begin Task input
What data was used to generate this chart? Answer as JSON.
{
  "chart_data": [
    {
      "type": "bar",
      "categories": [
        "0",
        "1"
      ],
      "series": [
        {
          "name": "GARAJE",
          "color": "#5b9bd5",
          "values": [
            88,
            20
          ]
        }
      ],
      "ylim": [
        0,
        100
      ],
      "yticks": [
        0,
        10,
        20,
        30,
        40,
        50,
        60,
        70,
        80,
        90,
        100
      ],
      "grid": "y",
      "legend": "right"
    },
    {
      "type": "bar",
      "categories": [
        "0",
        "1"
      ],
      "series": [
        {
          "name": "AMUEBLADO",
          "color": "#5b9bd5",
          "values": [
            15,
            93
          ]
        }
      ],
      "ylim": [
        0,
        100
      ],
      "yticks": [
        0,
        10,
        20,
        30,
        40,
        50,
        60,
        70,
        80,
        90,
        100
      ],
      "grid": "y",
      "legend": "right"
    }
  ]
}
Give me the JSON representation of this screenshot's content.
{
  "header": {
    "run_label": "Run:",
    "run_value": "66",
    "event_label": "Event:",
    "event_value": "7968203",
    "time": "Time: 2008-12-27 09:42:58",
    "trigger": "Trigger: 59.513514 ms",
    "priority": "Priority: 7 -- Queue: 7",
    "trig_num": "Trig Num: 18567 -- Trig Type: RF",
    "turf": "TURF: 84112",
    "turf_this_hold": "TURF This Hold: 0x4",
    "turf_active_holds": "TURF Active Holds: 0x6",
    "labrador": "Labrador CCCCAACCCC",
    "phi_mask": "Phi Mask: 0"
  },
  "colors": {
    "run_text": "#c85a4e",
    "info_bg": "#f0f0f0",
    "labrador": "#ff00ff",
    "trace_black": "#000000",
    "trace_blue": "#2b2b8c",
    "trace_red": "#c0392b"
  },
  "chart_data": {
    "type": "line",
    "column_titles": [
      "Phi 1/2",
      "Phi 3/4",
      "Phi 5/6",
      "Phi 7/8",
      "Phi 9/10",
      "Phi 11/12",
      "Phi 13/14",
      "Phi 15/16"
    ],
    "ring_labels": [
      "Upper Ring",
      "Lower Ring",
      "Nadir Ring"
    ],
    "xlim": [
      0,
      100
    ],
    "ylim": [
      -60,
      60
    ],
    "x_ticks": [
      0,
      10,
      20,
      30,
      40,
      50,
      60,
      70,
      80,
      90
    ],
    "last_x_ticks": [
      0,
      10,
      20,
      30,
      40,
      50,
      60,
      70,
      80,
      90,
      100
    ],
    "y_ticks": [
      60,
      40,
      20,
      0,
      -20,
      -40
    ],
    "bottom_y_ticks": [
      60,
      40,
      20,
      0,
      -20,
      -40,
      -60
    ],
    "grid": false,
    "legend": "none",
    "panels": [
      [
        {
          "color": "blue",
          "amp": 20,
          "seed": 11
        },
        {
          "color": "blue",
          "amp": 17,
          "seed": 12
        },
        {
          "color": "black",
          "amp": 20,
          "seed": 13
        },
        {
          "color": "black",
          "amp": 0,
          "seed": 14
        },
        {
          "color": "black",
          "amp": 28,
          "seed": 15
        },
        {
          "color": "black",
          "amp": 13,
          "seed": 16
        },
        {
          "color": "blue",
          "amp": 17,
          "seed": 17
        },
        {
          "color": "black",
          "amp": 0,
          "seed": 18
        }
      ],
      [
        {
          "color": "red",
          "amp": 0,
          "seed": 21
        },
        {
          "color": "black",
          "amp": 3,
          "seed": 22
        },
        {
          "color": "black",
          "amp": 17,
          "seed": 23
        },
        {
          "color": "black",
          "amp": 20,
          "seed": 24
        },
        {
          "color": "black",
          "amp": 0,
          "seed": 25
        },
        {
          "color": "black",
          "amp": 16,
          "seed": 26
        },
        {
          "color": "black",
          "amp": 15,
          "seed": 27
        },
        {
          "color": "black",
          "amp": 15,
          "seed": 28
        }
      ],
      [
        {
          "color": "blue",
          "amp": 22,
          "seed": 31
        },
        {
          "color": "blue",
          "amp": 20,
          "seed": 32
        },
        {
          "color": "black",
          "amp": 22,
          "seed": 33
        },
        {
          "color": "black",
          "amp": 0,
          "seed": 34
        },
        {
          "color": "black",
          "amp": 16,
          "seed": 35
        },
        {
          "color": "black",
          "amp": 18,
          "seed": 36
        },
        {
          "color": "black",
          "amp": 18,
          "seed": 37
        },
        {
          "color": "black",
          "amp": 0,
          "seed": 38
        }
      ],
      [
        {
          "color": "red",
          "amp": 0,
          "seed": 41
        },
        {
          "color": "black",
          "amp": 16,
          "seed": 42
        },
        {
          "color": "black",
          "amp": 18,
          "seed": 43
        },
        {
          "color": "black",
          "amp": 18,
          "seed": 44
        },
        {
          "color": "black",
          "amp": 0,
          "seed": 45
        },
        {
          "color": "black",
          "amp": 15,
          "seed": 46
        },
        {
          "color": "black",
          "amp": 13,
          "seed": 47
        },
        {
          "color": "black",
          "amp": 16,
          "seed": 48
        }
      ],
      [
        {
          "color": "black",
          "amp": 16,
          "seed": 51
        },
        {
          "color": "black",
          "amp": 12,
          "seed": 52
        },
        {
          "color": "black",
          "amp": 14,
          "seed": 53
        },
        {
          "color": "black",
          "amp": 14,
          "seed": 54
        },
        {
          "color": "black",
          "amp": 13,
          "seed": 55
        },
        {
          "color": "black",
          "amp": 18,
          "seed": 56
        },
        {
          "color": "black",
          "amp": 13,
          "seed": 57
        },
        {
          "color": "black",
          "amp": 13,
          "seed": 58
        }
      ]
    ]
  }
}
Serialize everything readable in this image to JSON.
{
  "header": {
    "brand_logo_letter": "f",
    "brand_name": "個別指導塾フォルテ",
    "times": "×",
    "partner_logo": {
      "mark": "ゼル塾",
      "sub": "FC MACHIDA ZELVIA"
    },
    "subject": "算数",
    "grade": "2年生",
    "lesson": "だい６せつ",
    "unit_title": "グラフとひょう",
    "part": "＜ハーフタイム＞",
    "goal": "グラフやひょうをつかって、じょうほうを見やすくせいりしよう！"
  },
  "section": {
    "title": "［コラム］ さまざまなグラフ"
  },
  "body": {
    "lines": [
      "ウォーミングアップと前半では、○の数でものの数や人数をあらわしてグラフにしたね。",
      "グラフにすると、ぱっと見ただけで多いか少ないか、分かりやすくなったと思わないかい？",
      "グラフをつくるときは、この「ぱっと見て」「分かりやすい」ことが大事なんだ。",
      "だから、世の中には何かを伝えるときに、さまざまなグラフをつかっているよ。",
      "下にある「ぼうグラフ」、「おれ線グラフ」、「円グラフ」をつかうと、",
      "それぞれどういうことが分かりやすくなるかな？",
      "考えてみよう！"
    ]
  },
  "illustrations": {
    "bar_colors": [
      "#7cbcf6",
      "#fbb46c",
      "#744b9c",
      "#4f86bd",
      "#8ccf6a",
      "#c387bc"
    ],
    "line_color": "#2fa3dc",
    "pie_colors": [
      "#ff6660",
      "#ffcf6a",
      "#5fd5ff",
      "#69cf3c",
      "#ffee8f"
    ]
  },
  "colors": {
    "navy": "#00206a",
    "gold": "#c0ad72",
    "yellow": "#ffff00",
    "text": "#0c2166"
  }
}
end Task input
Extract each entry in full, exactly as given.

§ Solution to this problem
What data was used to generate this chart? Answer as JSON.
{
  "chart_data": [
    {
      "type": "bar",
      "categories": [
        "0",
        "1"
      ],
      "series": [
        {
          "name": "GARAJE",
          "color": "#5b9bd5",
          "values": [
            88,
            20
          ]
        }
      ],
      "ylim": [
        0,
        100
      ],
      "yticks": [
        0,
        10,
        20,
        30,
        40,
        50,
        60,
        70,
        80,
        90,
        100
      ],
      "grid": "y",
      "legend": "right"
    },
    {
      "type": "bar",
      "categories": [
        "0",
        "1"
      ],
      "series": [
        {
          "name": "AMUEBLADO",
          "color": "#5b9bd5",
          "values": [
            15,
            93
          ]
        }
      ],
      "ylim": [
        0,
        100
      ],
      "yticks": [
        0,
        10,
        20,
        30,
        40,
        50,
        60,
        70,
        80,
        90,
        100
      ],
      "grid": "y",
      "legend": "right"
    }
  ]
}
Give me the JSON representation of this screenshot's content.
{
  "header": {
    "run_label": "Run:",
    "run_value": "66",
    "event_label": "Event:",
    "event_value": "7968203",
    "time": "Time: 2008-12-27 09:42:58",
    "trigger": "Trigger: 59.513514 ms",
    "priority": "Priority: 7 -- Queue: 7",
    "trig_num": "Trig Num: 18567 -- Trig Type: RF",
    "turf": "TURF: 84112",
    "turf_this_hold": "TURF This Hold: 0x4",
    "turf_active_holds": "TURF Active Holds: 0x6",
    "labrador": "Labrador CCCCAACCCC",
    "phi_mask": "Phi Mask: 0"
  },
  "colors": {
    "run_text": "#c85a4e",
    "info_bg": "#f0f0f0",
    "labrador": "#ff00ff",
    "trace_black": "#000000",
    "trace_blue": "#2b2b8c",
    "trace_red": "#c0392b"
  },
  "chart_data": {
    "type": "line",
    "column_titles": [
      "Phi 1/2",
      "Phi 3/4",
      "Phi 5/6",
      "Phi 7/8",
      "Phi 9/10",
      "Phi 11/12",
      "Phi 13/14",
      "Phi 15/16"
    ],
    "ring_labels": [
      "Upper Ring",
      "Lower Ring",
      "Nadir Ring"
    ],
    "xlim": [
      0,
      100
    ],
    "ylim": [
      -60,
      60
    ],
    "x_ticks": [
      0,
      10,
      20,
      30,
      40,
      50,
      60,
      70,
      80,
      90
    ],
    "last_x_ticks": [
      0,
      10,
      20,
      30,
      40,
      50,
      60,
      70,
      80,
      90,
      100
    ],
    "y_ticks": [
      60,
      40,
      20,
      0,
      -20,
      -40
    ],
    "bottom_y_ticks": [
      60,
      40,
      20,
      0,
      -20,
      -40,
      -60
    ],
    "grid": false,
    "legend": "none",
    "panels": [
      [
        {
          "color": "blue",
          "amp": 20,
          "seed": 11
        },
        {
          "color": "blue",
          "amp": 17,
          "seed": 12
        },
        {
          "color": "black",
          "amp": 20,
          "seed": 13
        },
        {
          "color": "black",
          "amp": 0,
          "seed": 14
        },
        {
          "color": "black",
          "amp": 28,
          "seed": 15
        },
        {
          "color": "black",
          "amp": 13,
          "seed": 16
        },
        {
          "color": "blue",
          "amp": 17,
          "seed": 17
        },
        {
          "color": "black",
          "amp": 0,
          "seed": 18
        }
      ],
      [
        {
          "color": "red",
          "amp": 0,
          "seed": 21
        },
        {
          "color": "black",
          "amp": 3,
          "seed": 22
        },
        {
          "color": "black",
          "amp": 17,
          "seed": 23
        },
        {
          "color": "black",
          "amp": 20,
          "seed": 24
        },
        {
          "color": "black",
          "amp": 0,
          "seed": 25
        },
        {
          "color": "black",
          "amp": 16,
          "seed": 26
        },
        {
          "color": "black",
          "amp": 15,
          "seed": 27
        },
        {
          "color": "black",
          "amp": 15,
          "seed": 28
        }
      ],
      [
        {
          "color": "blue",
          "amp": 22,
          "seed": 31
        },
        {
          "color": "blue",
          "amp": 20,
          "seed": 32
        },
        {
          "color": "black",
          "amp": 22,
          "seed": 33
        },
        {
          "color": "black",
          "amp": 0,
          "seed": 34
        },
        {
          "color": "black",
          "amp": 16,
          "seed": 35
        },
        {
          "color": "black",
          "amp": 18,
          "seed": 36
        },
        {
          "color": "black",
          "amp": 18,
          "seed": 37
        },
        {
          "color": "black",
          "amp": 0,
          "seed": 38
        }
      ],
      [
        {
          "color": "red",
          "amp": 0,
          "seed": 41
        },
        {
          "color": "black",
          "amp": 16,
          "seed": 42
        },
        {
          "color": "black",
          "amp": 18,
          "seed": 43
        },
        {
          "color": "black",
          "amp": 18,
          "seed": 44
        },
        {
          "color": "black",
          "amp": 0,
          "seed": 45
        },
        {
          "color": "black",
          "amp": 15,
          "seed": 46
        },
        {
          "color": "black",
          "amp": 13,
          "seed": 47
        },
        {
          "color": "black",
          "amp": 16,
          "seed": 48
        }
      ],
      [
        {
          "color": "black",
          "amp": 16,
          "seed": 51
        },
        {
          "color": "black",
          "amp": 12,
          "seed": 52
        },
        {
          "color": "black",
          "amp": 14,
          "seed": 53
        },
        {
          "color": "black",
          "amp": 14,
          "seed": 54
        },
        {
          "color": "black",
          "amp": 13,
          "seed": 55
        },
        {
          "color": "black",
          "amp": 18,
          "seed": 56
        },
        {
          "color": "black",
          "amp": 13,
          "seed": 57
        },
        {
          "color": "black",
          "amp": 13,
          "seed": 58
        }
      ]
    ]
  }
}
Serialize everything readable in this image to JSON.
{
  "header": {
    "brand_logo_letter": "f",
    "brand_name": "個別指導塾フォルテ",
    "times": "×",
    "partner_logo": {
      "mark": "ゼル塾",
      "sub": "FC MACHIDA ZELVIA"
    },
    "subject": "算数",
    "grade": "2年生",
    "lesson": "だい６せつ",
    "unit_title": "グラフとひょう",
    "part": "＜ハーフタイム＞",
    "goal": "グラフやひょうをつかって、じょうほうを見やすくせいりしよう！"
  },
  "section": {
    "title": "［コラム］ さまざまなグラフ"
  },
  "body": {
    "lines": [
      "ウォーミングアップと前半では、○の数でものの数や人数をあらわしてグラフにしたね。",
      "グラフにすると、ぱっと見ただけで多いか少ないか、分かりやすくなったと思わないかい？",
      "グラフをつくるときは、この「ぱっと見て」「分かりやすい」ことが大事なんだ。",
      "だから、世の中には何かを伝えるときに、さまざまなグラフをつかっているよ。",
      "下にある「ぼうグラフ」、「おれ線グラフ」、「円グラフ」をつかうと、",
      "それぞれどういうことが分かりやすくなるかな？",
      "考えてみよう！"
    ]
  },
  "illustrations": {
    "bar_colors": [
      "#7cbcf6",
      "#fbb46c",
      "#744b9c",
      "#4f86bd",
      "#8ccf6a",
      "#c387bc"
    ],
    "line_color": "#2fa3dc",
    "pie_colors": [
      "#ff6660",
      "#ffcf6a",
      "#5fd5ff",
      "#69cf3c",
      "#ffee8f"
    ]
  },
  "colors": {
    "navy": "#00206a",
    "gold": "#c0ad72",
    "yellow": "#ffff00",
    "text": "#0c2166"
  }
}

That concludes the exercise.